(Figure record extracts)

--- begin ---

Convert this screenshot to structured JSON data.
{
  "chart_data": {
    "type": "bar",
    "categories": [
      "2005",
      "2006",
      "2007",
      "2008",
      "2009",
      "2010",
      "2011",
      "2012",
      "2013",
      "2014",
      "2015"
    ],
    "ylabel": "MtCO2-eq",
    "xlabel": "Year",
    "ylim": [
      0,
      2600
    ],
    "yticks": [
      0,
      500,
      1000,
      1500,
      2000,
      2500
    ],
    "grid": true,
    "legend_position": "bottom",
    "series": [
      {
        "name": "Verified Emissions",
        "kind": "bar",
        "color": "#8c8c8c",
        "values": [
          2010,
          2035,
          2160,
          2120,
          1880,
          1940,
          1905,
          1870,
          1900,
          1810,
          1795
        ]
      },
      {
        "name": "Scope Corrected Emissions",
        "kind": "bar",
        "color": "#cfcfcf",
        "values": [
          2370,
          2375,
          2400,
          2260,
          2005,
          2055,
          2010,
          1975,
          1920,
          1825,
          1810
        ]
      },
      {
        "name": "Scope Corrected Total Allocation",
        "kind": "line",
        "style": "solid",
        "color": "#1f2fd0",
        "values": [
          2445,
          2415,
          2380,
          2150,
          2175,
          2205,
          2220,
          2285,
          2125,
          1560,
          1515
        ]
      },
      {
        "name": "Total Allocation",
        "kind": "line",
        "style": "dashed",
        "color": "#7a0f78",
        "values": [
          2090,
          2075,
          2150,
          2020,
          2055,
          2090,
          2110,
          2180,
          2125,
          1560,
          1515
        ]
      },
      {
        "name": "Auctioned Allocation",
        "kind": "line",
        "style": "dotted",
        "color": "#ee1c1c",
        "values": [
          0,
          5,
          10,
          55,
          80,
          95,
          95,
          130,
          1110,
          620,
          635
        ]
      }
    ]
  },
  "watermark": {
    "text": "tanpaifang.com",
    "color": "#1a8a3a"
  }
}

--- end ---
--- begin ---

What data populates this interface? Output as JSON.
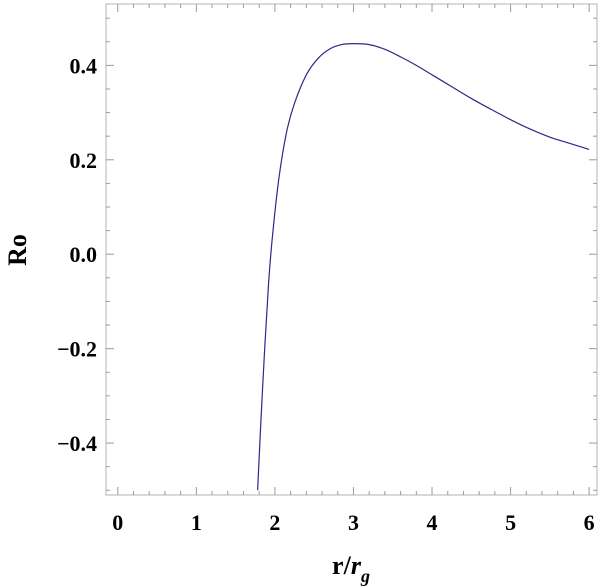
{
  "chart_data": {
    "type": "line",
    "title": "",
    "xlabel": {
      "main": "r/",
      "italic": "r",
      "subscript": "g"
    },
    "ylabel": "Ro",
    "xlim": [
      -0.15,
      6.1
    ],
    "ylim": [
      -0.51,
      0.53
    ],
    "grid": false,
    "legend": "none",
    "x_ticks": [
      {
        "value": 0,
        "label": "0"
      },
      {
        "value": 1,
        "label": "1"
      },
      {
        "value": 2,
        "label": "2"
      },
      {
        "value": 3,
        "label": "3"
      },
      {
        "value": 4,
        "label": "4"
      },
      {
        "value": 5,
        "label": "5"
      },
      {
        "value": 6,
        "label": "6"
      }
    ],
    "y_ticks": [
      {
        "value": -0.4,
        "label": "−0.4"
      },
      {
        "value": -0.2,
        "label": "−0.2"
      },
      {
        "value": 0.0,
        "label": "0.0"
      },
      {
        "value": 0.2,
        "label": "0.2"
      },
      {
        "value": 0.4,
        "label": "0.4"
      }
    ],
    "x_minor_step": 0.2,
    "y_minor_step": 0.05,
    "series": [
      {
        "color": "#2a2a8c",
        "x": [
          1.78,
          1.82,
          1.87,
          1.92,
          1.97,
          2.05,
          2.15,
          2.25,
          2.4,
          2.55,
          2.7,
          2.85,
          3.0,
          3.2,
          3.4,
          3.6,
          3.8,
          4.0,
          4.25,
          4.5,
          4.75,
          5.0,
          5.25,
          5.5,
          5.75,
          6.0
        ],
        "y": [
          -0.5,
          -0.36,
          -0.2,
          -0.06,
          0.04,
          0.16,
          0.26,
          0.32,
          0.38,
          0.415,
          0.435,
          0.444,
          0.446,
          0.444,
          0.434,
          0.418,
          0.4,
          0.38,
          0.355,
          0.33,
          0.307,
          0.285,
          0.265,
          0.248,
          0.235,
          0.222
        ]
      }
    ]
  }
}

--- end ---

Pull out every line holding "style" from the records above, and copy it.

### [RESPONSE TO THE TASK]
        "style": "solid",
        "style": "dashed",
        "style": "dotted",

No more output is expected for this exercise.